* _REQUESTS_
1: Reproduce the rows verbatim, from the very first row through the line containing "pe-ratio-button[interactable]: PE Ratio: [1103, 28, 1201, 67]", including both ends.
2: Carry on the reader comments about the Game of Thrones premiere from their final line onward.

* _SUPPLIED PASSAGE_
** start **

However, Daenerys was the higlight for me. I absolutely adored watching her. Her arc in season two was kind of lame (WHERE ARE MY DRAGONS!?) but I loved her going army-shopping in this one! Such a disturbing and intriguing story culminating with that little demon girl and the scorpion. You're right though, I do wish each episode was only a few characters with more developments.

Oh well, let's hope the "format" changes a bit going forward but I highly doubt it.

Anonymous said...

I watched TWD first and I was once again not only disappointed but also angry with the incapability of the showrunner and writers. This show could really learn a thing or two from GoT.

GoT once again proved what good storytelling, well developed main characters (there are a few exceptions like Jon Snow or even Daenerys) and fabulous dialogue could do for a show. It´s interesting that GoT is capable to make me invest even in the supposed bad guys while I have a hard time doing the same with the good guys on TWD.

Tyrion´s one on ones with his sister, dad and bodygard were fabulous.

Loved the sparring at the dinner table.

And one of my new favorite characters is Margaery.

I am excited to see Arya, Jamie and Brienne.

Freeman said...

To be honest I like that this premiere was an understated set up episode instead of a big whiz bang boom stake raiser. I'm sure all that stuff will come later. It bothers me they can't lengthen the episodes even more. So much juicy content to glaze over due to time constraints. Mind you, they actually have increased the length of the episodes by like 4 minutes or something like that from what I've read. It'd even be better if they'd just split each book into two or even three seasons according to content. Think of the money HBO!

I love the wild card that is Bronn. Even though people obsess over his "friendship" with Tyrion. I love seeing his interactions with other characters. He always seems one step away from ending anyone that crosses him, with only the jangle of gold to keep his hackles down.

I'm always disappointed that they devote so little time to Jon Snow. He's our only true view into what's going on beyond the wall and we're often lucky if he even gets time in an episode. Give us more of the Night's Watch!

Interestingly, I'm always paying extra attention to Sansa's plight. She was a character I initially wasn't very fond of, but I dig her story man. Even though it means I'll have to keep seeing Roz, the exposition hooker, and Shae. I don't know why, but Shae bothers me.

And I just wanna say, gold acting stars to the dude who plays Joffrey. He's just so easy to hate. Such a sniveling little whiner. Whatever that dude's doing, he's doing it right haha.

Juliette said...

I *always* prefer sexy scar over horrifying scar ;) Also, to do the book's version would require a bunch of expensive graphics to match the sort of effect achieved in movies, which would get very expensive I'm guessing.

Freeman said...

Yeah, even if they figured out a way to do with with practical make-up effects, it probably would still look a bit awkward and would probably more often than not, be very distracting during talking scenes.

celticmarc said...

Ah, the constraints of time and money. There are so many characters and so many places that they could indeed double the length of every season.

A black screen at the beginning during the massacre of the 2 Night Watchers left that to our imagination. "Oh ! I thought to myself; they're keeping their budget for something more spectacular later on !"

Jess Lynde said...

** end **

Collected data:
** start **

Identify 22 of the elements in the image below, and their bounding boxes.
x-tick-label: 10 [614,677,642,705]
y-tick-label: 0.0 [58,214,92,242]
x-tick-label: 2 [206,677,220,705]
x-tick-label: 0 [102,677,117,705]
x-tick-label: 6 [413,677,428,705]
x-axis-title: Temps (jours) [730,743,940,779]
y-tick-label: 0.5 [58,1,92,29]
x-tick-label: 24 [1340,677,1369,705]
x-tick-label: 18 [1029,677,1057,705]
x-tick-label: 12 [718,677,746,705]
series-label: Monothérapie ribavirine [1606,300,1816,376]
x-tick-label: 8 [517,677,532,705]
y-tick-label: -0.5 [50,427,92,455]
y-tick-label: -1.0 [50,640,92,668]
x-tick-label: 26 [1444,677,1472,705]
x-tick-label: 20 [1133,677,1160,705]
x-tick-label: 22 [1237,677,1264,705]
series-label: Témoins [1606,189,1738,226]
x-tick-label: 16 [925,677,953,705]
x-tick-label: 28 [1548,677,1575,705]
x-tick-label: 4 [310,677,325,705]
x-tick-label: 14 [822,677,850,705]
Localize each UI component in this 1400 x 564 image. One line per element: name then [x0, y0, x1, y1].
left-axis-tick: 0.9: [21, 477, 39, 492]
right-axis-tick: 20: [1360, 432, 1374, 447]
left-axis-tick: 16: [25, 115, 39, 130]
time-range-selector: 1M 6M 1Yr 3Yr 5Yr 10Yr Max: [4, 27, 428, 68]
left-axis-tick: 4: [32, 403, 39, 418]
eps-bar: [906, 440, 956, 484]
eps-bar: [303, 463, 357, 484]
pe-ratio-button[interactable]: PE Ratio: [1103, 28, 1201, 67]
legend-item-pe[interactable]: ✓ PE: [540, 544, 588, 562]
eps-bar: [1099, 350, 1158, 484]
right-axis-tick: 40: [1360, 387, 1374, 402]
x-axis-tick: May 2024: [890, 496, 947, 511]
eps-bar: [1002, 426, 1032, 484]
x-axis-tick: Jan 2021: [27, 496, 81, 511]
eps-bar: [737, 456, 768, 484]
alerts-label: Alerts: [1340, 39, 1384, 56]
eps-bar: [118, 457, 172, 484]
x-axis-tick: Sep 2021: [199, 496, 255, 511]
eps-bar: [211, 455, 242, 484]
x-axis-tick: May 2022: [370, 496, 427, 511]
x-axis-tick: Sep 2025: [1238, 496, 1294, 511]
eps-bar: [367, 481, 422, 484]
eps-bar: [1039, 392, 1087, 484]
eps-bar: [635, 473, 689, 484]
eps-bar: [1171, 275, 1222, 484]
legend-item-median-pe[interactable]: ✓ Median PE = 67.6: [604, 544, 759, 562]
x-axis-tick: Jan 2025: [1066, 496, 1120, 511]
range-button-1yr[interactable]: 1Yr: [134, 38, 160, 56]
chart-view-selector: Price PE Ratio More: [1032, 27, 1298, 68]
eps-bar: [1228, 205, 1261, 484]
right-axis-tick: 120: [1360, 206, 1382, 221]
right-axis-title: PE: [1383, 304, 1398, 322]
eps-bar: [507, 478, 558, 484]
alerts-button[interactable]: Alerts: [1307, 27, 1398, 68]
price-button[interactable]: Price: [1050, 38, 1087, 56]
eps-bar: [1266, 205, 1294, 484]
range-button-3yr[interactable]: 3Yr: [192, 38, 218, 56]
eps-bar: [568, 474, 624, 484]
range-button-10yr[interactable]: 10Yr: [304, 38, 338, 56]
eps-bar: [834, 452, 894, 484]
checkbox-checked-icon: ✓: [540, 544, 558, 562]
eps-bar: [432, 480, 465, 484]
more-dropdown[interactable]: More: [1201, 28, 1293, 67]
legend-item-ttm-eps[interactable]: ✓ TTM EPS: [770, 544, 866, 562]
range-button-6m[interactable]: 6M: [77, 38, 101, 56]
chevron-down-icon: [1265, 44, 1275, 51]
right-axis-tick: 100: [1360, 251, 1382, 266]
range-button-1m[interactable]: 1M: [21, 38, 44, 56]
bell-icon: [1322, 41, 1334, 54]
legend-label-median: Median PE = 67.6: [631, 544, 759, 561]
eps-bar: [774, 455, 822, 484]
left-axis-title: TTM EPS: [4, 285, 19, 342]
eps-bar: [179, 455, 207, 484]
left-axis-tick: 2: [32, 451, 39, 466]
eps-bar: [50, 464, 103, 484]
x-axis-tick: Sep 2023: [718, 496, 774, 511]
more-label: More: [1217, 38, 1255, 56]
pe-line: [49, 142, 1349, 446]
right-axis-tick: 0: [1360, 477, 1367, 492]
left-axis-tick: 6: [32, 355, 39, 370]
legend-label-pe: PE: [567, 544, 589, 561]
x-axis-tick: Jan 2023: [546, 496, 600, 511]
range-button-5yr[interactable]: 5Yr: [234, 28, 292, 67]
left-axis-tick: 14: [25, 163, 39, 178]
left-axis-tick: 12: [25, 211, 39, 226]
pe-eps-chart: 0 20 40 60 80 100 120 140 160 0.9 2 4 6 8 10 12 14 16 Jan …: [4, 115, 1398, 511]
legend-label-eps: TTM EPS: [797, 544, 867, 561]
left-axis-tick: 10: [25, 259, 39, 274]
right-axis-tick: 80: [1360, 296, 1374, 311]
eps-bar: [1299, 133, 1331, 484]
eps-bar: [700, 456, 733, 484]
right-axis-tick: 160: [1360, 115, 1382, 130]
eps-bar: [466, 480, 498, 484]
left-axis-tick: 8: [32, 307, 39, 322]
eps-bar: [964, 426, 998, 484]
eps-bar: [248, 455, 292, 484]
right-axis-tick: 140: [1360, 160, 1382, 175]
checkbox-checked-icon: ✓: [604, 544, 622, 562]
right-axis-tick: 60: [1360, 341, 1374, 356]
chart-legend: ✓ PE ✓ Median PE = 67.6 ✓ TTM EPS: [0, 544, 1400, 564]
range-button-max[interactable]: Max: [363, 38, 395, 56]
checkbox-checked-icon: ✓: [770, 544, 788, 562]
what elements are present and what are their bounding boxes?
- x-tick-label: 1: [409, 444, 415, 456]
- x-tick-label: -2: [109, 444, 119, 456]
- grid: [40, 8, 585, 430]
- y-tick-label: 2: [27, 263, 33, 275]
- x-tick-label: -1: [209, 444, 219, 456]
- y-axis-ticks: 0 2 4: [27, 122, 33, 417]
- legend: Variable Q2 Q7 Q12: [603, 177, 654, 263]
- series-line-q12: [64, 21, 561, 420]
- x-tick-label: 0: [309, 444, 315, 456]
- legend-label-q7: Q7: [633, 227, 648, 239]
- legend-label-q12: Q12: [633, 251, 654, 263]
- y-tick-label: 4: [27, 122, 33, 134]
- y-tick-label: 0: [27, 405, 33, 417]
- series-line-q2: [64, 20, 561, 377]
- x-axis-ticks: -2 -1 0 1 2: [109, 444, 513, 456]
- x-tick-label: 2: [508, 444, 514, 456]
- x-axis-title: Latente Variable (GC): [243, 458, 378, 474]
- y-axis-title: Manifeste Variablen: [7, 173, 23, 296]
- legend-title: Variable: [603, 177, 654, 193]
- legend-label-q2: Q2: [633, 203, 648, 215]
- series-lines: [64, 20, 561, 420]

** end **

* _RESPONSES PER TASK_
1:
Identify 22 of the elements in the image below, and their bounding boxes.
x-tick-label: 10 [614,677,642,705]
y-tick-label: 0.0 [58,214,92,242]
x-tick-label: 2 [206,677,220,705]
x-tick-label: 0 [102,677,117,705]
x-tick-label: 6 [413,677,428,705]
x-axis-title: Temps (jours) [730,743,940,779]
y-tick-label: 0.5 [58,1,92,29]
x-tick-label: 24 [1340,677,1369,705]
x-tick-label: 18 [1029,677,1057,705]
x-tick-label: 12 [718,677,746,705]
series-label: Monothérapie ribavirine [1606,300,1816,376]
x-tick-label: 8 [517,677,532,705]
y-tick-label: -0.5 [50,427,92,455]
y-tick-label: -1.0 [50,640,92,668]
x-tick-label: 26 [1444,677,1472,705]
x-tick-label: 20 [1133,677,1160,705]
x-tick-label: 22 [1237,677,1264,705]
series-label: Témoins [1606,189,1738,226]
x-tick-label: 16 [925,677,953,705]
x-tick-label: 28 [1548,677,1575,705]
x-tick-label: 4 [310,677,325,705]
x-tick-label: 14 [822,677,850,705]
Localize each UI component in this 1400 x 564 image. One line per element: name then [x0, y0, x1, y1].
left-axis-tick: 0.9: [21, 477, 39, 492]
right-axis-tick: 20: [1360, 432, 1374, 447]
left-axis-tick: 16: [25, 115, 39, 130]
time-range-selector: 1M 6M 1Yr 3Yr 5Yr 10Yr Max: [4, 27, 428, 68]
left-axis-tick: 4: [32, 403, 39, 418]
eps-bar: [906, 440, 956, 484]
eps-bar: [303, 463, 357, 484]
pe-ratio-button[interactable]: PE Ratio: [1103, 28, 1201, 67]

2:
I liked this premiere, and in general, I'm cool with the way they put the episodes together. I understand wanting more time with each story, but if they did it that way, we'd go weeks and weeks without seeing beloved characters, and I think I'd enjoy that less than getting the shorter scenes. I missed Arya, Bran/crew, and especially Jaime/Brienne this week! At least as long as they are sticking with one hour per week, I want to visit with as many stories as we reasonably can.

Technically, Josie, Littlefinger did see Arya when he went to visit with Tywin. It wasn't made entirely clear whether he recognized her or not. He was certainly suspicious. If he did recognize her, and chose to keep it to himself, then he didn't actually lie to Sansa at all. At least in that respect. :)

My favorite scene this week may have been the dinner with Joffrey, Margaery, Loras, and Cersei. I love the conflict brewing between Cersei and Margaery. It gives me no end of pleasure to see Cersei chafing at now having a prospective daughter-in-law she can't manipulate the hell out of!

And, of course, any scene with Tyrion is delightful, as usual.

Iago said...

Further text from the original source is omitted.